Data records:
- - - -
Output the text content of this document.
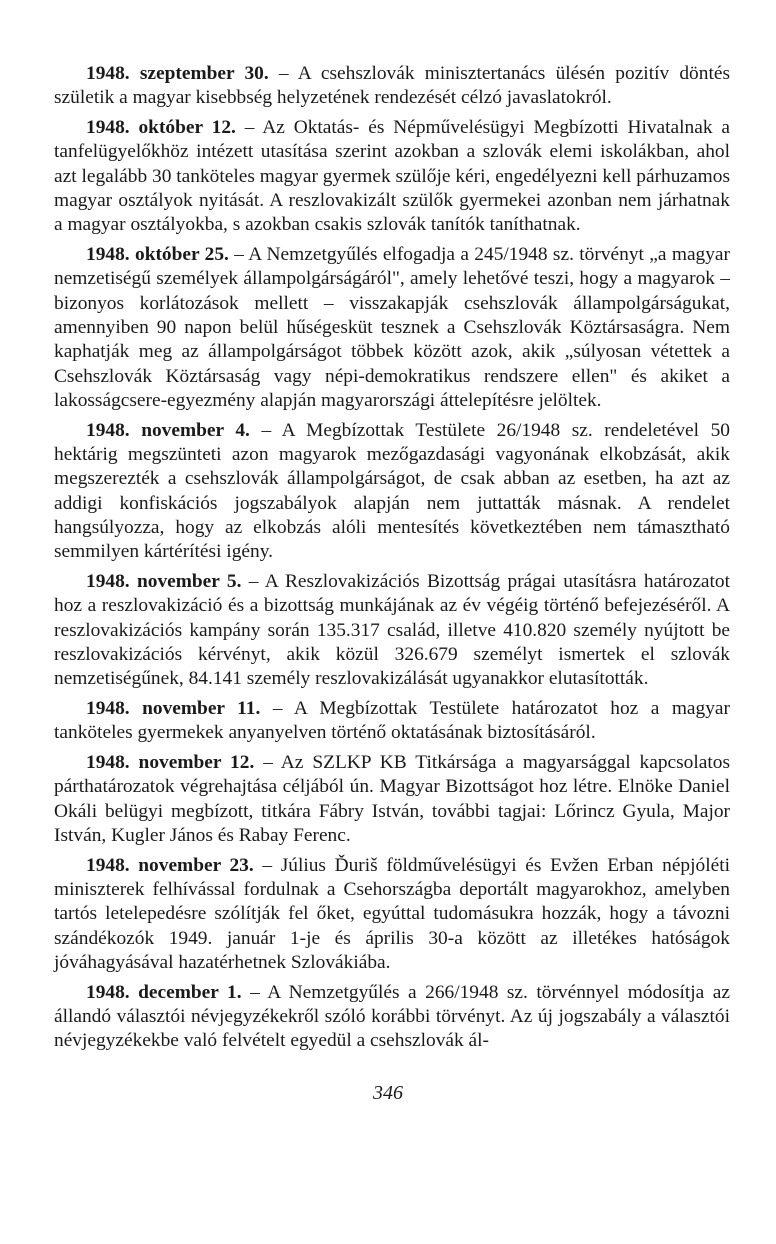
1948. szeptember 30. – A csehszlovák minisztertanács ülésén pozitív döntés születik a magyar kisebbség helyzetének rendezését célzó javaslatokról.

1948. október 12. – Az Oktatás- és Népművelésügyi Megbízotti Hivatalnak a tanfelügyelőkhöz intézett utasítása szerint azokban a szlovák elemi iskolákban, ahol azt legalább 30 tanköteles magyar gyermek szülője kéri, engedélyezni kell párhuzamos magyar osztályok nyitását. A reszlovakizált szülők gyermekei azonban nem járhatnak a magyar osztályokba, s azokban csakis szlovák tanítók taníthatnak.

1948. október 25. – A Nemzetgyűlés elfogadja a 245/1948 sz. törvényt „a magyar nemzetiségű személyek állampolgárságáról", amely lehetővé teszi, hogy a magyarok – bizonyos korlátozások mellett – visszakapják csehszlovák állampolgárságukat, amennyiben 90 napon belül hűségesküt tesznek a Csehszlovák Köztársaságra. Nem kaphatják meg az állampolgárságot többek között azok, akik „súlyosan vétettek a Csehszlovák Köztársaság vagy népi-demokratikus rendszere ellen" és akiket a lakosságcsere-egyezmény alapján magyarországi áttelepítésre jelöltek.

1948. november 4. – A Megbízottak Testülete 26/1948 sz. rendeletével 50 hektárig megszünteti azon magyarok mezőgazdasági vagyonának elkobzását, akik megszerezték a csehszlovák állampolgárságot, de csak abban az esetben, ha azt az addigi konfiskációs jogszabályok alapján nem juttatták másnak. A rendelet hangsúlyozza, hogy az elkobzás alóli mentesítés következtében nem támasztható semmilyen kártérítési igény.

1948. november 5. – A Reszlovakizációs Bizottság prágai utasításra határozatot hoz a reszlovakizáció és a bizottság munkájának az év végéig történő befejezéséről. A reszlovakizációs kampány során 135.317 család, illetve 410.820 személy nyújtott be reszlovakizációs kérvényt, akik közül 326.679 személyt ismertek el szlovák nemzetiségűnek, 84.141 személy reszlovakizálását ugyanakkor elutasították.

1948. november 11. – A Megbízottak Testülete határozatot hoz a magyar tanköteles gyermekek anyanyelven történő oktatásának biztosításáról.

1948. november 12. – Az SZLKP KB Titkársága a magyarsággal kapcsolatos párthatározatok végrehajtása céljából ún. Magyar Bizottságot hoz létre. Elnöke Daniel Okáli belügyi megbízott, titkára Fábry István, további tagjai: Lőrincz Gyula, Major István, Kugler János és Rabay Ferenc.

1948. november 23. – Július Ďuriš földművelésügyi és Evžen Erban népjóléti miniszterek felhívással fordulnak a Csehországba deportált magyarokhoz, amelyben tartós letelepedésre szólítják fel őket, egyúttal tudomásukra hozzák, hogy a távozni szándékozók 1949. január 1-je és április 30-a között az illetékes hatóságok jóváhagyásával hazatérhetnek Szlovákiába.

1948. december 1. – A Nemzetgyűlés a 266/1948 sz. törvénnyel módosítja az állandó választói névjegyzékekről szóló korábbi törvényt. Az új jogszabály a választói névjegyzékekbe való felvételt egyedül a csehszlovák ál-

346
- - - -
» **REQUIREMENT**: All of the material above needs to be restated exactly, with no pictures.

» **RESULT OF THE EXERCISE**:
Output the text content of this document.
1948. szeptember 30. – A csehszlovák minisztertanács ülésén pozitív döntés születik a magyar kisebbség helyzetének rendezését célzó javaslatokról.

1948. október 12. – Az Oktatás- és Népművelésügyi Megbízotti Hivatalnak a tanfelügyelőkhöz intézett utasítása szerint azokban a szlovák elemi iskolákban, ahol azt legalább 30 tanköteles magyar gyermek szülője kéri, engedélyezni kell párhuzamos magyar osztályok nyitását. A reszlovakizált szülők gyermekei azonban nem járhatnak a magyar osztályokba, s azokban csakis szlovák tanítók taníthatnak.

1948. október 25. – A Nemzetgyűlés elfogadja a 245/1948 sz. törvényt „a magyar nemzetiségű személyek állampolgárságáról", amely lehetővé teszi, hogy a magyarok – bizonyos korlátozások mellett – visszakapják csehszlovák állampolgárságukat, amennyiben 90 napon belül hűségesküt tesznek a Csehszlovák Köztársaságra. Nem kaphatják meg az állampolgárságot többek között azok, akik „súlyosan vétettek a Csehszlovák Köztársaság vagy népi-demokratikus rendszere ellen" és akiket a lakosságcsere-egyezmény alapján magyarországi áttelepítésre jelöltek.

1948. november 4. – A Megbízottak Testülete 26/1948 sz. rendeletével 50 hektárig megszünteti azon magyarok mezőgazdasági vagyonának elkobzását, akik megszerezték a csehszlovák állampolgárságot, de csak abban az esetben, ha azt az addigi konfiskációs jogszabályok alapján nem juttatták másnak. A rendelet hangsúlyozza, hogy az elkobzás alóli mentesítés következtében nem támasztható semmilyen kártérítési igény.

1948. november 5. – A Reszlovakizációs Bizottság prágai utasításra határozatot hoz a reszlovakizáció és a bizottság munkájának az év végéig történő befejezéséről. A reszlovakizációs kampány során 135.317 család, illetve 410.820 személy nyújtott be reszlovakizációs kérvényt, akik közül 326.679 személyt ismertek el szlovák nemzetiségűnek, 84.141 személy reszlovakizálását ugyanakkor elutasították.

1948. november 11. – A Megbízottak Testülete határozatot hoz a magyar tanköteles gyermekek anyanyelven történő oktatásának biztosításáról.

1948. november 12. – Az SZLKP KB Titkársága a magyarsággal kapcsolatos párthatározatok végrehajtása céljából ún. Magyar Bizottságot hoz létre. Elnöke Daniel Okáli belügyi megbízott, titkára Fábry István, további tagjai: Lőrincz Gyula, Major István, Kugler János és Rabay Ferenc.

1948. november 23. – Július Ďuriš földművelésügyi és Evžen Erban népjóléti miniszterek felhívással fordulnak a Csehországba deportált magyarokhoz, amelyben tartós letelepedésre szólítják fel őket, egyúttal tudomásukra hozzák, hogy a távozni szándékozók 1949. január 1-je és április 30-a között az illetékes hatóságok jóváhagyásával hazatérhetnek Szlovákiába.

1948. december 1. – A Nemzetgyűlés a 266/1948 sz. törvénnyel módosítja az állandó választói névjegyzékekről szóló korábbi törvényt. Az új jogszabály a választói névjegyzékekbe való felvételt egyedül a csehszlovák ál-

346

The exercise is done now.